[Dataset items]
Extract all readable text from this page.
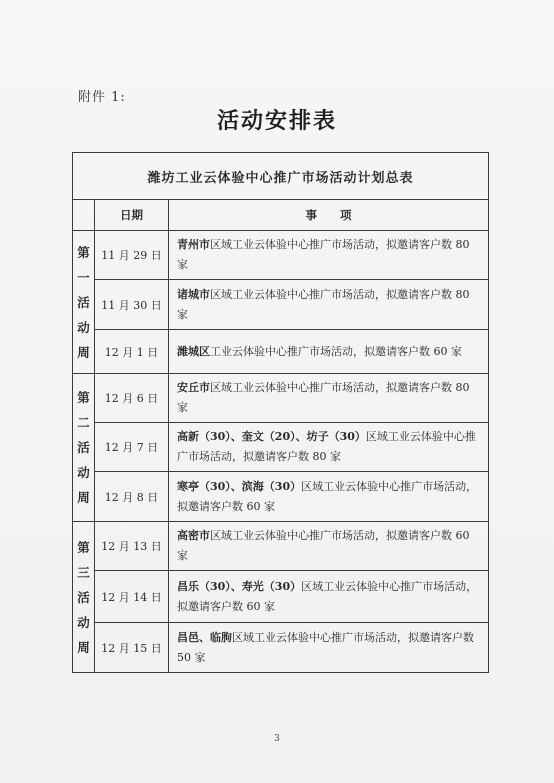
附件 1:
活动安排表
潍坊工业云体验中心推广市场活动计划总表		
	日期	事　　项

第
一
活
动
周	11 月 29 日	青州市区域工业云体验中心推广市场活动，拟邀请客户数 80 家
	11 月 30 日	诸城市区域工业云体验中心推广市场活动，拟邀请客户数 80 家
	12 月 1 日	潍城区工业云体验中心推广市场活动，拟邀请客户数 60 家

第
二
活
动
周	12 月 6 日	安丘市区域工业云体验中心推广市场活动，拟邀请客户数 80 家
	12 月 7 日	高新（30）、奎文（20）、坊子（30）区域工业云体验中心推广市场活动，拟邀请客户数 80 家
	12 月 8 日	寒亭（30）、滨海（30）区域工业云体验中心推广市场活动，拟邀请客户数 60 家

第
三
活
动
周	12 月 13 日	高密市区域工业云体验中心推广市场活动，拟邀请客户数 60 家
	12 月 14 日	昌乐（30）、寿光（30）区域工业云体验中心推广市场活动，拟邀请客户数 60 家
	12 月 15 日	昌邑、临朐区域工业云体验中心推广市场活动，拟邀请客户数 50 家
3
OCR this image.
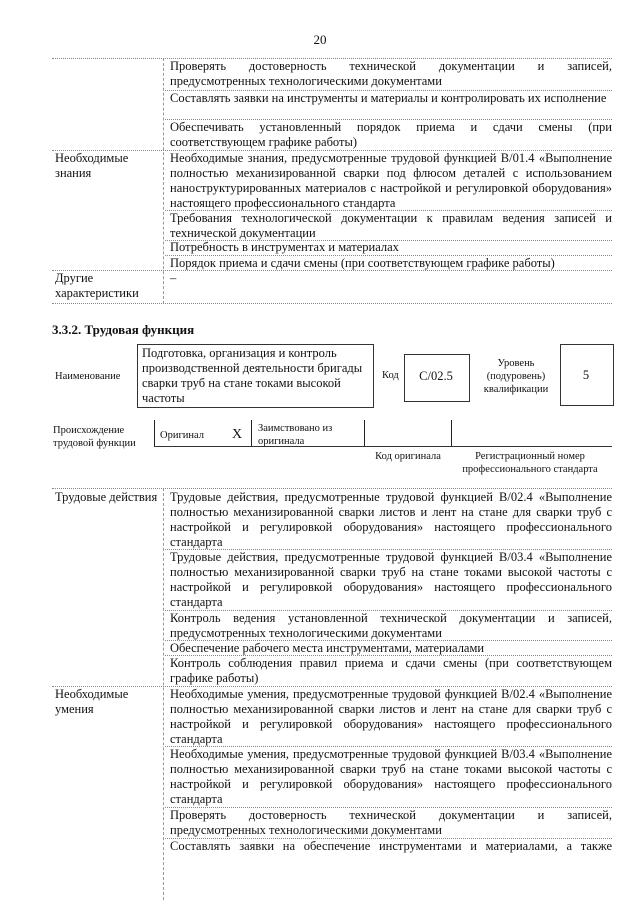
20

Проверять достоверность технической документации и записей, предусмотренных технологическими документами

Составлять заявки на инструменты и материалы и контролировать их исполнение

Обеспечивать установленный порядок приема и сдачи смены (при соответствующем графике работы)

Необходимые знания

Необходимые знания, предусмотренные трудовой функцией В/01.4 «Выполнение полностью механизированной сварки под флюсом деталей с использованием наноструктурированных материалов с настройкой и регулировкой оборудования» настоящего профессионального стандарта

Требования технологической документации к правилам ведения записей и технической документации

Потребность в инструментах и материалах

Порядок приема и сдачи смены (при соответствующем графике работы)

Другие характеристики
–
3.3.2. Трудовая функция
Наименование
Подготовка, организация и контроль производственной деятельности бригады сварки труб на стане токами высокой частоты
Код	C/02.5
Уровень (подуровень) квалификации
5
Происхождение трудовой функции
Оригинал X Заимствовано из оригинала
Код оригинала	Регистрационный номер профессионального стандарта
Трудовые действия Трудовые действия, предусмотренные трудовой функцией В/02.4 «Выполнение полностью механизированной сварки листов и лент на стане для сварки труб с настройкой и регулировкой оборудования» настоящего профессионального стандарта

Трудовые действия, предусмотренные трудовой функцией В/03.4 «Выполнение полностью механизированной сварки труб на стане токами высокой частоты с настройкой и регулировкой оборудования» настоящего профессионального стандарта

Контроль ведения установленной технической документации и записей, предусмотренных технологическими документами

Обеспечение рабочего места инструментами, материалами

Контроль соблюдения правил приема и сдачи смены (при соответствующем графике работы)

Необходимые умения

Необходимые умения, предусмотренные трудовой функцией В/02.4 «Выполнение полностью механизированной сварки листов и лент на стане для сварки труб с настройкой и регулировкой оборудования» настоящего профессионального стандарта

Необходимые умения, предусмотренные трудовой функцией В/03.4 «Выполнение полностью механизированной сварки труб на стане токами высокой частоты с настройкой и регулировкой оборудования» настоящего профессионального стандарта

Проверять достоверность технической документации и записей, предусмотренных технологическими документами

Составлять заявки на обеспечение инструментами и материалами, а также
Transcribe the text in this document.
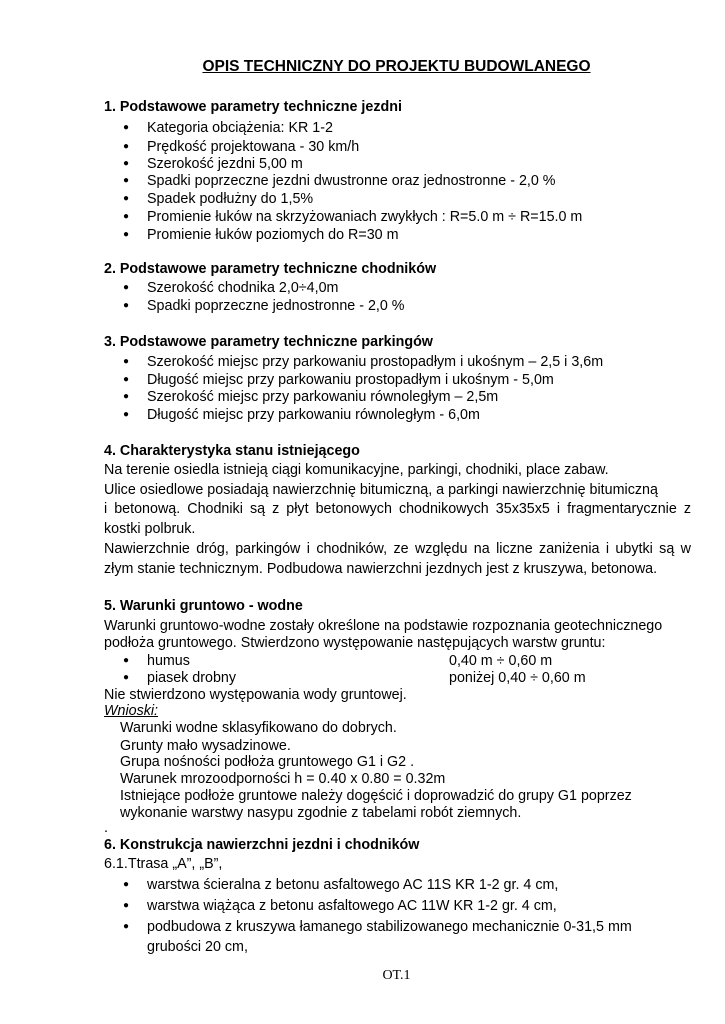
OPIS TECHNICZNY DO PROJEKTU BUDOWLANEGO
1. Podstawowe parametry techniczne jezdni
● Kategoria obciążenia: KR 1-2
● Prędkość projektowana - 30 km/h
● Szerokość jezdni 5,00 m
● Spadki poprzeczne jezdni dwustronne oraz jednostronne - 2,0 %
● Spadek podłużny do 1,5%
● Promienie łuków na skrzyżowaniach zwykłych : R=5.0 m ÷ R=15.0 m
● Promienie łuków poziomych do R=30 m
2. Podstawowe parametry techniczne chodników
● Szerokość chodnika 2,0÷4,0m
● Spadki poprzeczne jednostronne - 2,0 %
3. Podstawowe parametry techniczne parkingów
● Szerokość miejsc przy parkowaniu prostopadłym i ukośnym – 2,5 i 3,6m
● Długość miejsc przy parkowaniu prostopadłym i ukośnym - 5,0m
● Szerokość miejsc przy parkowaniu równoległym – 2,5m
● Długość miejsc przy parkowaniu równoległym - 6,0m
4. Charakterystyka stanu istniejącego
Na terenie osiedla istnieją ciągi komunikacyjne, parkingi, chodniki, place zabaw.
Ulice osiedlowe posiadają nawierzchnię bitumiczną, a parkingi nawierzchnię bitumiczną
i betonową. Chodniki są z płyt betonowych chodnikowych 35x35x5 i fragmentarycznie z
kostki polbruk.
Nawierzchnie dróg, parkingów i chodników, ze względu na liczne zaniżenia i ubytki są w
złym stanie technicznym. Podbudowa nawierzchni jezdnych jest z kruszywa, betonowa.
5. Warunki gruntowo - wodne
Warunki gruntowo-wodne zostały określone na podstawie rozpoznania geotechnicznego
podłoża gruntowego. Stwierdzono występowanie następujących warstw gruntu:
● humus	0,40 m ÷ 0,60 m
● piasek drobny	poniżej 0,40 ÷ 0,60 m
Nie stwierdzono występowania wody gruntowej.
Wnioski:
Warunki wodne sklasyfikowano do dobrych.
Grunty mało wysadzinowe.
Grupa nośności podłoża gruntowego G1 i G2 .
Warunek mrozoodporności h = 0.40 x 0.80 = 0.32m
Istniejące podłoże gruntowe należy dogęścić i doprowadzić do grupy G1 poprzez
wykonanie warstwy nasypu zgodnie z tabelami robót ziemnych.
.
6. Konstrukcja nawierzchni jezdni i chodników
6.1.Ttrasa „A”, „B”,
● warstwa ścieralna z betonu asfaltowego AC 11S KR 1-2 gr. 4 cm,
● warstwa wiążąca z betonu asfaltowego AC 11W KR 1-2 gr. 4 cm,
● podbudowa z kruszywa łamanego stabilizowanego mechanicznie 0-31,5 mm
grubości 20 cm,
OT.1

## [REQUIREMENTS]
Each entry shown above must be quoted exactly, with its pictures left out.

## [WORKED SOLUTION]
Extract all readable text from this page.
附件 1:
活动安排表
潍坊工业云体验中心推广市场活动计划总表		
	日期	事　　项

第
一
活
动
周	11 月 29 日	青州市区域工业云体验中心推广市场活动，拟邀请客户数 80 家
	11 月 30 日	诸城市区域工业云体验中心推广市场活动，拟邀请客户数 80 家
	12 月 1 日	潍城区工业云体验中心推广市场活动，拟邀请客户数 60 家

第
二
活
动
周	12 月 6 日	安丘市区域工业云体验中心推广市场活动，拟邀请客户数 80 家
	12 月 7 日	高新（30）、奎文（20）、坊子（30）区域工业云体验中心推广市场活动，拟邀请客户数 80 家
	12 月 8 日	寒亭（30）、滨海（30）区域工业云体验中心推广市场活动，拟邀请客户数 60 家

第
三
活
动
周	12 月 13 日	高密市区域工业云体验中心推广市场活动，拟邀请客户数 60 家
	12 月 14 日	昌乐（30）、寿光（30）区域工业云体验中心推广市场活动，拟邀请客户数 60 家
	12 月 15 日	昌邑、临朐区域工业云体验中心推广市场活动，拟邀请客户数 50 家
3
OCR this image.
20

Проверять достоверность технической документации и записей, предусмотренных технологическими документами

Составлять заявки на инструменты и материалы и контролировать их исполнение

Обеспечивать установленный порядок приема и сдачи смены (при соответствующем графике работы)

Необходимые знания

Необходимые знания, предусмотренные трудовой функцией В/01.4 «Выполнение полностью механизированной сварки под флюсом деталей с использованием наноструктурированных материалов с настройкой и регулировкой оборудования» настоящего профессионального стандарта

Требования технологической документации к правилам ведения записей и технической документации

Потребность в инструментах и материалах

Порядок приема и сдачи смены (при соответствующем графике работы)

Другие характеристики
–
3.3.2. Трудовая функция
Наименование
Подготовка, организация и контроль производственной деятельности бригады сварки труб на стане токами высокой частоты
Код	C/02.5
Уровень (подуровень) квалификации
5
Происхождение трудовой функции
Оригинал X Заимствовано из оригинала
Код оригинала	Регистрационный номер профессионального стандарта
Трудовые действия Трудовые действия, предусмотренные трудовой функцией В/02.4 «Выполнение полностью механизированной сварки листов и лент на стане для сварки труб с настройкой и регулировкой оборудования» настоящего профессионального стандарта

Трудовые действия, предусмотренные трудовой функцией В/03.4 «Выполнение полностью механизированной сварки труб на стане токами высокой частоты с настройкой и регулировкой оборудования» настоящего профессионального стандарта

Контроль ведения установленной технической документации и записей, предусмотренных технологическими документами

Обеспечение рабочего места инструментами, материалами

Контроль соблюдения правил приема и сдачи смены (при соответствующем графике работы)

Необходимые умения

Необходимые умения, предусмотренные трудовой функцией В/02.4 «Выполнение полностью механизированной сварки листов и лент на стане для сварки труб с настройкой и регулировкой оборудования» настоящего профессионального стандарта

Необходимые умения, предусмотренные трудовой функцией В/03.4 «Выполнение полностью механизированной сварки труб на стане токами высокой частоты с настройкой и регулировкой оборудования» настоящего профессионального стандарта

Проверять достоверность технической документации и записей, предусмотренных технологическими документами

Составлять заявки на обеспечение инструментами и материалами, а также
Transcribe the text in this document.
OPIS TECHNICZNY DO PROJEKTU BUDOWLANEGO
1. Podstawowe parametry techniczne jezdni
● Kategoria obciążenia: KR 1-2
● Prędkość projektowana - 30 km/h
● Szerokość jezdni 5,00 m
● Spadki poprzeczne jezdni dwustronne oraz jednostronne - 2,0 %
● Spadek podłużny do 1,5%
● Promienie łuków na skrzyżowaniach zwykłych : R=5.0 m ÷ R=15.0 m
● Promienie łuków poziomych do R=30 m
2. Podstawowe parametry techniczne chodników
● Szerokość chodnika 2,0÷4,0m
● Spadki poprzeczne jednostronne - 2,0 %
3. Podstawowe parametry techniczne parkingów
● Szerokość miejsc przy parkowaniu prostopadłym i ukośnym – 2,5 i 3,6m
● Długość miejsc przy parkowaniu prostopadłym i ukośnym - 5,0m
● Szerokość miejsc przy parkowaniu równoległym – 2,5m
● Długość miejsc przy parkowaniu równoległym - 6,0m
4. Charakterystyka stanu istniejącego
Na terenie osiedla istnieją ciągi komunikacyjne, parkingi, chodniki, place zabaw.
Ulice osiedlowe posiadają nawierzchnię bitumiczną, a parkingi nawierzchnię bitumiczną
i betonową. Chodniki są z płyt betonowych chodnikowych 35x35x5 i fragmentarycznie z
kostki polbruk.
Nawierzchnie dróg, parkingów i chodników, ze względu na liczne zaniżenia i ubytki są w
złym stanie technicznym. Podbudowa nawierzchni jezdnych jest z kruszywa, betonowa.
5. Warunki gruntowo - wodne
Warunki gruntowo-wodne zostały określone na podstawie rozpoznania geotechnicznego
podłoża gruntowego. Stwierdzono występowanie następujących warstw gruntu:
● humus	0,40 m ÷ 0,60 m
● piasek drobny	poniżej 0,40 ÷ 0,60 m
Nie stwierdzono występowania wody gruntowej.
Wnioski:
Warunki wodne sklasyfikowano do dobrych.
Grunty mało wysadzinowe.
Grupa nośności podłoża gruntowego G1 i G2 .
Warunek mrozoodporności h = 0.40 x 0.80 = 0.32m
Istniejące podłoże gruntowe należy dogęścić i doprowadzić do grupy G1 poprzez
wykonanie warstwy nasypu zgodnie z tabelami robót ziemnych.
.
6. Konstrukcja nawierzchni jezdni i chodników
6.1.Ttrasa „A”, „B”,
● warstwa ścieralna z betonu asfaltowego AC 11S KR 1-2 gr. 4 cm,
● warstwa wiążąca z betonu asfaltowego AC 11W KR 1-2 gr. 4 cm,
● podbudowa z kruszywa łamanego stabilizowanego mechanicznie 0-31,5 mm
grubości 20 cm,
OT.1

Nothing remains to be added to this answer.